> Instructions for the task
List the lines of this listing that hold the word "category".

> Provided records
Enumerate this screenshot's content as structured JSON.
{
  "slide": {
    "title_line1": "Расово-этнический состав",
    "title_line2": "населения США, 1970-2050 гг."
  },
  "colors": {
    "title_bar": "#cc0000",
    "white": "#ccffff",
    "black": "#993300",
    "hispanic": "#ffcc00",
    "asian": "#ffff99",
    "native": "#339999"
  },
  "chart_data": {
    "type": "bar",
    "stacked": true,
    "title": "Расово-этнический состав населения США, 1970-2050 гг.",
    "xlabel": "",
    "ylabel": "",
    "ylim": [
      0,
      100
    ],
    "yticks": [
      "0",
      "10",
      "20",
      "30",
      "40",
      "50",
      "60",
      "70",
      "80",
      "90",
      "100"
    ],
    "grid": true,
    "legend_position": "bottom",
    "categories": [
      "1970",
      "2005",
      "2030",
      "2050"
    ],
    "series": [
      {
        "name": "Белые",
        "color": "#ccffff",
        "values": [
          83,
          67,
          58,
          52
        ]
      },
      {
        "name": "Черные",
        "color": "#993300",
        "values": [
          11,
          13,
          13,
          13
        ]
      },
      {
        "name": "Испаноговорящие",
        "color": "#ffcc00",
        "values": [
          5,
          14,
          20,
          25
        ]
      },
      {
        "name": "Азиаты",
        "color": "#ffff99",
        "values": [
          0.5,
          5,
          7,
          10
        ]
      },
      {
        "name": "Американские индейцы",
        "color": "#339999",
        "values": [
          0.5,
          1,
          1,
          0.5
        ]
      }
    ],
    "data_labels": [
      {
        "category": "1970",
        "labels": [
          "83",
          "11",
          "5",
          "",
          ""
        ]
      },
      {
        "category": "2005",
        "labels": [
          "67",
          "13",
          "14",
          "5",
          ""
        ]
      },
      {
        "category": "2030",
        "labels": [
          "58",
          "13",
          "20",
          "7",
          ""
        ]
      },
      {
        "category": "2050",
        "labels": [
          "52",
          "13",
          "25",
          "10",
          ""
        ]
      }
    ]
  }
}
==
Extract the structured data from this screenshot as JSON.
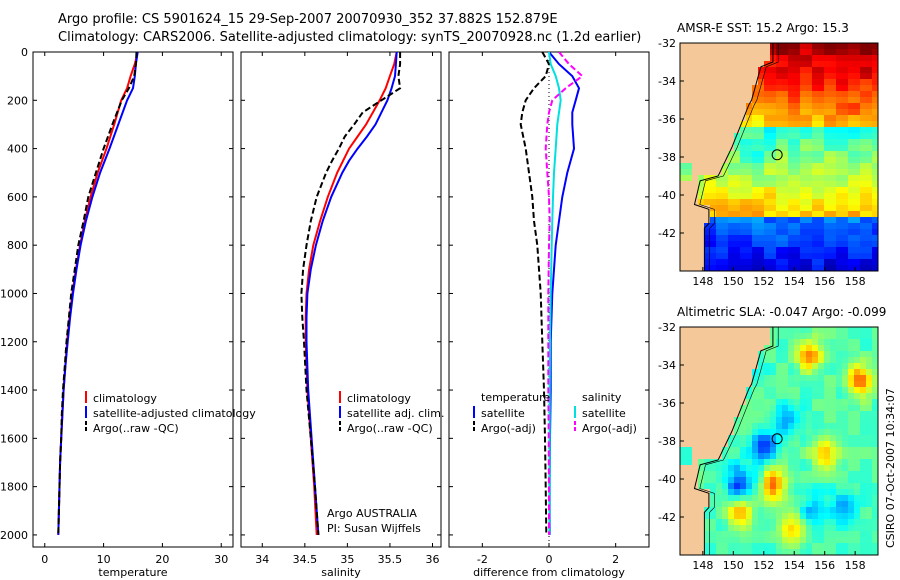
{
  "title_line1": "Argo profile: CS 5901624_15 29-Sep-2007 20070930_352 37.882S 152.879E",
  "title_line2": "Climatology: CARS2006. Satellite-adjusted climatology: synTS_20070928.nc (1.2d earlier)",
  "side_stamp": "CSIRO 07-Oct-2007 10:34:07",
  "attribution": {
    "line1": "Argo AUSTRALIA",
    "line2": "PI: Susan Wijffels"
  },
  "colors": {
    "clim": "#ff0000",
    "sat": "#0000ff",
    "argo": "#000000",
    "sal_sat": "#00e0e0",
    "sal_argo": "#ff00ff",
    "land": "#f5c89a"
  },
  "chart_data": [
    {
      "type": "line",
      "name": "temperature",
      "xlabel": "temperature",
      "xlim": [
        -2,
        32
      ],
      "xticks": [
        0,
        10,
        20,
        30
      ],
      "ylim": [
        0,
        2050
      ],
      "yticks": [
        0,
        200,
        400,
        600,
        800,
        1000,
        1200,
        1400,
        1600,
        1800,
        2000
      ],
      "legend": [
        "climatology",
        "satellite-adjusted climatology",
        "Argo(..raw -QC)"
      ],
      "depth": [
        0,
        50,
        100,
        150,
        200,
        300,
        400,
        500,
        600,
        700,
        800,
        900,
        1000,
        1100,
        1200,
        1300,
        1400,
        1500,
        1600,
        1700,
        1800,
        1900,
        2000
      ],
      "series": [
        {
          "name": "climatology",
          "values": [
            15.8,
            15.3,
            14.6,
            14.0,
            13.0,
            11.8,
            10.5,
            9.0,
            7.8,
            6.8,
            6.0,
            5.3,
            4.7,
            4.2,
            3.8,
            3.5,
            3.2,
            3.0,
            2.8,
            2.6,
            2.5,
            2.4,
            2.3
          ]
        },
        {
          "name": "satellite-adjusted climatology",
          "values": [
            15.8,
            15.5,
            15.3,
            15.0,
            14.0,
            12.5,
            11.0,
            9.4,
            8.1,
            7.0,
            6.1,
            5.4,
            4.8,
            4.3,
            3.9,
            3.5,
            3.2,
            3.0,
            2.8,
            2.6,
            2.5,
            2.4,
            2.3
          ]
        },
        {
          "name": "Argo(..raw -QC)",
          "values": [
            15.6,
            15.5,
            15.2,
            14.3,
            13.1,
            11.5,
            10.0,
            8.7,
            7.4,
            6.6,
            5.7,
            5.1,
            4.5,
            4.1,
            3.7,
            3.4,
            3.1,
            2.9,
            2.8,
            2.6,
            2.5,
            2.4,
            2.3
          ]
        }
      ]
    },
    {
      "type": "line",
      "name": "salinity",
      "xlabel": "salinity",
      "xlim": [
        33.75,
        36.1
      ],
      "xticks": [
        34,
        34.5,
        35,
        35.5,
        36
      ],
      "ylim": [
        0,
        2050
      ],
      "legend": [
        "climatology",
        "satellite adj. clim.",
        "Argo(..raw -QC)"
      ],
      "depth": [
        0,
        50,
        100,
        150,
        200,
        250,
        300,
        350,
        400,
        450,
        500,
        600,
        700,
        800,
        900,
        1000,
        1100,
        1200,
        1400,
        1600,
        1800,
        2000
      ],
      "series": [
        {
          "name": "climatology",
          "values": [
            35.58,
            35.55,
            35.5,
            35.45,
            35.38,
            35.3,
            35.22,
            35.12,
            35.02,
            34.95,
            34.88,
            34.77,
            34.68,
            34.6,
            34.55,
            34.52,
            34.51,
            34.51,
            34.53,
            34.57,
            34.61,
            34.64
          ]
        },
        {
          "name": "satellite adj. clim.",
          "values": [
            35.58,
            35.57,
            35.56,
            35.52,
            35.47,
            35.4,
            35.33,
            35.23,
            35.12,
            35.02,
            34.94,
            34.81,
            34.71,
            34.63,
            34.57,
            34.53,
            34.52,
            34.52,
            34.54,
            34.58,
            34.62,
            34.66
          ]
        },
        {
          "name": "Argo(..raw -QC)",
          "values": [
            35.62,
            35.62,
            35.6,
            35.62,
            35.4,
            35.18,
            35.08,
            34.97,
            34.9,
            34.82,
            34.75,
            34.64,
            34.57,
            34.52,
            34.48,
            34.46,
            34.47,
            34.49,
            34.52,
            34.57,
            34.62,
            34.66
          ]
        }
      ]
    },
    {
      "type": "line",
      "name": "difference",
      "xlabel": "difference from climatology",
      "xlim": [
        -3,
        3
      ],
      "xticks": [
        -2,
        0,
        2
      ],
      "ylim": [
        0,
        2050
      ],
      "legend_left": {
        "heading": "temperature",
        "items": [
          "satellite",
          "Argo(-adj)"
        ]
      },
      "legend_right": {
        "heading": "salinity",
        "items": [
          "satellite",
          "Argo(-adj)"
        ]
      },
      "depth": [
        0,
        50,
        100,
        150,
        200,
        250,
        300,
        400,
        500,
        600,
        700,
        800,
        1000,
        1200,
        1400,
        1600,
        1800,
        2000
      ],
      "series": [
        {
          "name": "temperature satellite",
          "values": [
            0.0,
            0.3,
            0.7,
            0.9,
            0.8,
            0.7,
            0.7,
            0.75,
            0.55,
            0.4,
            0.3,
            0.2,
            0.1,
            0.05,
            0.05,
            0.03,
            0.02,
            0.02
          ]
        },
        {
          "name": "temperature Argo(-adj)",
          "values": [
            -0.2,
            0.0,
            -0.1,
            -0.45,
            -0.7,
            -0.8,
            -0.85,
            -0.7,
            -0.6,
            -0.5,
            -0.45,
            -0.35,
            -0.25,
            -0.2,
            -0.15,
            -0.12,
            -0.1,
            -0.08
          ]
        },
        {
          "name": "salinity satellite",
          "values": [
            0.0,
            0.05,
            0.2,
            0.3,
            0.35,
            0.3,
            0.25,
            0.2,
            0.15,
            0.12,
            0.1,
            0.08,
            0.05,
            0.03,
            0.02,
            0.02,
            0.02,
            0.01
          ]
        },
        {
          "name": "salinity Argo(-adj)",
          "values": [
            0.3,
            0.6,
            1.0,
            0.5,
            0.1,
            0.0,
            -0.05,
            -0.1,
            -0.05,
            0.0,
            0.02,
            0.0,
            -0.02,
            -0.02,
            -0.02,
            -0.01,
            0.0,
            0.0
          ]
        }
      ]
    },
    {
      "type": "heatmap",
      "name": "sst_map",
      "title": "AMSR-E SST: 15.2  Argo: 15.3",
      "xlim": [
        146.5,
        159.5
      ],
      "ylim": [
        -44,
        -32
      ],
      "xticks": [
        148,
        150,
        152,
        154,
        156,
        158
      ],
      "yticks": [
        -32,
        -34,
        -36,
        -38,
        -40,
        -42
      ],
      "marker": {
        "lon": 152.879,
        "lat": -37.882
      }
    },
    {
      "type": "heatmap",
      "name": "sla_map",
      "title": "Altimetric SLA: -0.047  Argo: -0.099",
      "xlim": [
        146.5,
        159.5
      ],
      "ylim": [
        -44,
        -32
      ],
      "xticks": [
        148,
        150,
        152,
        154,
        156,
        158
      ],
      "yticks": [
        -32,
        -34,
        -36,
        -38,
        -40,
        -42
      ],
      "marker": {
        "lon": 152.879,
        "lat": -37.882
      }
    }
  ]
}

> Task solution
        "category": "1970",
        "category": "2005",
        "category": "2030",
        "category": "2050",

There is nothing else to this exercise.